Exercise goal
Copy every line that holds "replaced".
╭─ Stored data
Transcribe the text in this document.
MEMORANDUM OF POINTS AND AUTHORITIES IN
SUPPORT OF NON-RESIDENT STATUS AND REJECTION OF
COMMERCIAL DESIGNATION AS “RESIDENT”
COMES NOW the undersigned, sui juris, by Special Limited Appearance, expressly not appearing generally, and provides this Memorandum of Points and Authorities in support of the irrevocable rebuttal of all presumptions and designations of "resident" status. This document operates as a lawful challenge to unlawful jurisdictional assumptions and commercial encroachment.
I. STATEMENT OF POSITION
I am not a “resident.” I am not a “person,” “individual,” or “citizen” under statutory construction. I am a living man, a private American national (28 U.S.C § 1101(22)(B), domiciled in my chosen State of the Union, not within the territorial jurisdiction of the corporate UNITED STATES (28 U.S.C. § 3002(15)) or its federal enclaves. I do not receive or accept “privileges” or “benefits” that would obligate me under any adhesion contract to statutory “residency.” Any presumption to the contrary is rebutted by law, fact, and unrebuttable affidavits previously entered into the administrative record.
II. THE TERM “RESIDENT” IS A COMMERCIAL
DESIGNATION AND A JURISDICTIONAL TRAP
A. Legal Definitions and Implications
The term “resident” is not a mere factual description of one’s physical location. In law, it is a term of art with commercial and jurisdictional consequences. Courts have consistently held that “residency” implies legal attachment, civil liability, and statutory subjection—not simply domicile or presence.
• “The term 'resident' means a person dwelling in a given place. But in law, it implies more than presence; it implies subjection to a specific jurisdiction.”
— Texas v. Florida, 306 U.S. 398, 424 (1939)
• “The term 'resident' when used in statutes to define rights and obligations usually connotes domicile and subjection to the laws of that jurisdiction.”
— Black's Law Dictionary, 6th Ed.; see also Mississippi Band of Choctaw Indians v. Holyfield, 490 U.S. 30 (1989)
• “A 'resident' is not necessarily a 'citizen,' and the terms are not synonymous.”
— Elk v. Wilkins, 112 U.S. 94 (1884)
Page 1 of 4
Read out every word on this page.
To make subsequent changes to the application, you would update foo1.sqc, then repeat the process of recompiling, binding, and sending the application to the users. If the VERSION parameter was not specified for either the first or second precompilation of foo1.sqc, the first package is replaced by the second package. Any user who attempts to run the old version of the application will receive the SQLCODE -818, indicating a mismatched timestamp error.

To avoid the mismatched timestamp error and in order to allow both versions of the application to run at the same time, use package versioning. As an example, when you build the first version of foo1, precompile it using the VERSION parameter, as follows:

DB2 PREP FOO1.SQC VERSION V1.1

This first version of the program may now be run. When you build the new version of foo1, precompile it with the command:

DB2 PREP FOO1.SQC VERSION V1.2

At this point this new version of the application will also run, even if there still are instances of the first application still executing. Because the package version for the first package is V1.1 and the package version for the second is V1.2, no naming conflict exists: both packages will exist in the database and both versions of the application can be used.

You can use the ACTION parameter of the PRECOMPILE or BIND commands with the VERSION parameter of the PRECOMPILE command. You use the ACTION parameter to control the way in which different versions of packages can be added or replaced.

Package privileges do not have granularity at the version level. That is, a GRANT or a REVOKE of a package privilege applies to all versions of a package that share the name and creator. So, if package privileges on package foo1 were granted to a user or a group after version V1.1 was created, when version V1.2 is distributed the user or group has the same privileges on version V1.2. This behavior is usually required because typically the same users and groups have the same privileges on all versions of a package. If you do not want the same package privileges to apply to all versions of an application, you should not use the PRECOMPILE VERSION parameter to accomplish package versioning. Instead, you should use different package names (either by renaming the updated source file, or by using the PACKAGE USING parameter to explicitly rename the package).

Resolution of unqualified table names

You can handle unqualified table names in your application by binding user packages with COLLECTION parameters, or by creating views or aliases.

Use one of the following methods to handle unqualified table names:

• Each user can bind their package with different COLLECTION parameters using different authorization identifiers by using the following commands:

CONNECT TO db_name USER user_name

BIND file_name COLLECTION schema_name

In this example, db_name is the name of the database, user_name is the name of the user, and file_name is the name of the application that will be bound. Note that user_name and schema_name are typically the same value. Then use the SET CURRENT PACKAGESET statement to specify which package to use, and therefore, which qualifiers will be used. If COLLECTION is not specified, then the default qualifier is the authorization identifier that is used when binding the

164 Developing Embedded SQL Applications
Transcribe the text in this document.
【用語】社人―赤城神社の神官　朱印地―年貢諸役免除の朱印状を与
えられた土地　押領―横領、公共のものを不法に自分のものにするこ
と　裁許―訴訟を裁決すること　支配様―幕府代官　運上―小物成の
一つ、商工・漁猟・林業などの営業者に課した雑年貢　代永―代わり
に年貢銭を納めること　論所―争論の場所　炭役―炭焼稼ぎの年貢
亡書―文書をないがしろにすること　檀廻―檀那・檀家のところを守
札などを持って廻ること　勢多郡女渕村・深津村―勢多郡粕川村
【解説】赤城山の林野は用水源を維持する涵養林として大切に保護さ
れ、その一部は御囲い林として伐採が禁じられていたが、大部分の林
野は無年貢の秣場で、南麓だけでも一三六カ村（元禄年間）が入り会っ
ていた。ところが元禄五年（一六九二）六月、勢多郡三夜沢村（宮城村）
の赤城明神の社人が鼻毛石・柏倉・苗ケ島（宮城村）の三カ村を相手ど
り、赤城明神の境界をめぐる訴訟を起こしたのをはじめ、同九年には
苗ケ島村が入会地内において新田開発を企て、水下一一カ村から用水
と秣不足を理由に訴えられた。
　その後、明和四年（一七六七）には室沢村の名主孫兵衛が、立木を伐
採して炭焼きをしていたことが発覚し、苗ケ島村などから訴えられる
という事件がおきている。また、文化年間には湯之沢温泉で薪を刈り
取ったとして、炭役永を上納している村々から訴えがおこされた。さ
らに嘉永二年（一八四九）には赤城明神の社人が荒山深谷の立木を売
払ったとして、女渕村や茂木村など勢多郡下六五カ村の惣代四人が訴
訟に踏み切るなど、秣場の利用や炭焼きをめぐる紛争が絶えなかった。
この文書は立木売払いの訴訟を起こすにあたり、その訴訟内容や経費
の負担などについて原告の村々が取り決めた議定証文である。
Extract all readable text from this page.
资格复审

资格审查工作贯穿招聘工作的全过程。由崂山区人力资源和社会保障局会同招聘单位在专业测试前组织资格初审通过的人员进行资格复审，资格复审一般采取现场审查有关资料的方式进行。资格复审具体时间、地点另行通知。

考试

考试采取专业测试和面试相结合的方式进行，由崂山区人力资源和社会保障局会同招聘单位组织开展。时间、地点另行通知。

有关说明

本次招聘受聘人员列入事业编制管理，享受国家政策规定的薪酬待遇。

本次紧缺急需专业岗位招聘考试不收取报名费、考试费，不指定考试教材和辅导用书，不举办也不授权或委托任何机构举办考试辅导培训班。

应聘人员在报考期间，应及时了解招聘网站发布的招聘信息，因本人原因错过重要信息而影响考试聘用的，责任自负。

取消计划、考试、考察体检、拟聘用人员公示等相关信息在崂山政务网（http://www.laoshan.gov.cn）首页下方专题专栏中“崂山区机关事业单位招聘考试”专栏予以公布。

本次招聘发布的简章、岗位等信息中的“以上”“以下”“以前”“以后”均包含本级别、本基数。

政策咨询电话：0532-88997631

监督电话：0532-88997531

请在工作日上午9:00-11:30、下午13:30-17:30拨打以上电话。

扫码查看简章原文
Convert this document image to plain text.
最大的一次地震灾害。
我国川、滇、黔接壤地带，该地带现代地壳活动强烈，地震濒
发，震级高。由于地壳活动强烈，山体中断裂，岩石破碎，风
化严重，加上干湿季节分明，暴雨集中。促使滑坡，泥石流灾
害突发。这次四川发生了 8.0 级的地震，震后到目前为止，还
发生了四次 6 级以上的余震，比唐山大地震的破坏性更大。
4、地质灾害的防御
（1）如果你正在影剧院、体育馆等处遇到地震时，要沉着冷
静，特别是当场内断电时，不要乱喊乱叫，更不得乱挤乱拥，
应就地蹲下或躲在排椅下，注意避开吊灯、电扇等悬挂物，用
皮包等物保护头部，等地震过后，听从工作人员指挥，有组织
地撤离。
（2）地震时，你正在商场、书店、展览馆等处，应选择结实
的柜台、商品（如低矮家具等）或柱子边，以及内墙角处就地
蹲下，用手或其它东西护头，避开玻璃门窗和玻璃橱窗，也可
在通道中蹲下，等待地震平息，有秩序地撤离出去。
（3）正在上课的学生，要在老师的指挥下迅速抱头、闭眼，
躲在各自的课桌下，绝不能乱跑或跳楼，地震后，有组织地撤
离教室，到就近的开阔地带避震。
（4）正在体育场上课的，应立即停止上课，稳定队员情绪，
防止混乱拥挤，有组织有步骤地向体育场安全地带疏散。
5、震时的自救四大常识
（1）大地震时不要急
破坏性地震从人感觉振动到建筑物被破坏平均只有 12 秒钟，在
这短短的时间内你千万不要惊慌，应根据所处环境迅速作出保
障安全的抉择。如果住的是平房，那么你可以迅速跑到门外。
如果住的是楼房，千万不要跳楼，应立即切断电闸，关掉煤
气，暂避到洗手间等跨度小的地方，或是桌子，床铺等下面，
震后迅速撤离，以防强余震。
╰─
Exercise answer
To make subsequent changes to the application, you would update foo1.sqc, then repeat the process of recompiling, binding, and sending the application to the users. If the VERSION parameter was not specified for either the first or second precompilation of foo1.sqc, the first package is replaced by the second package. Any user who attempts to run the old version of the application will receive the SQLCODE -818, indicating a mismatched timestamp error.
You can use the ACTION parameter of the PRECOMPILE or BIND commands with the VERSION parameter of the PRECOMPILE command. You use the ACTION parameter to control the way in which different versions of packages can be added or replaced.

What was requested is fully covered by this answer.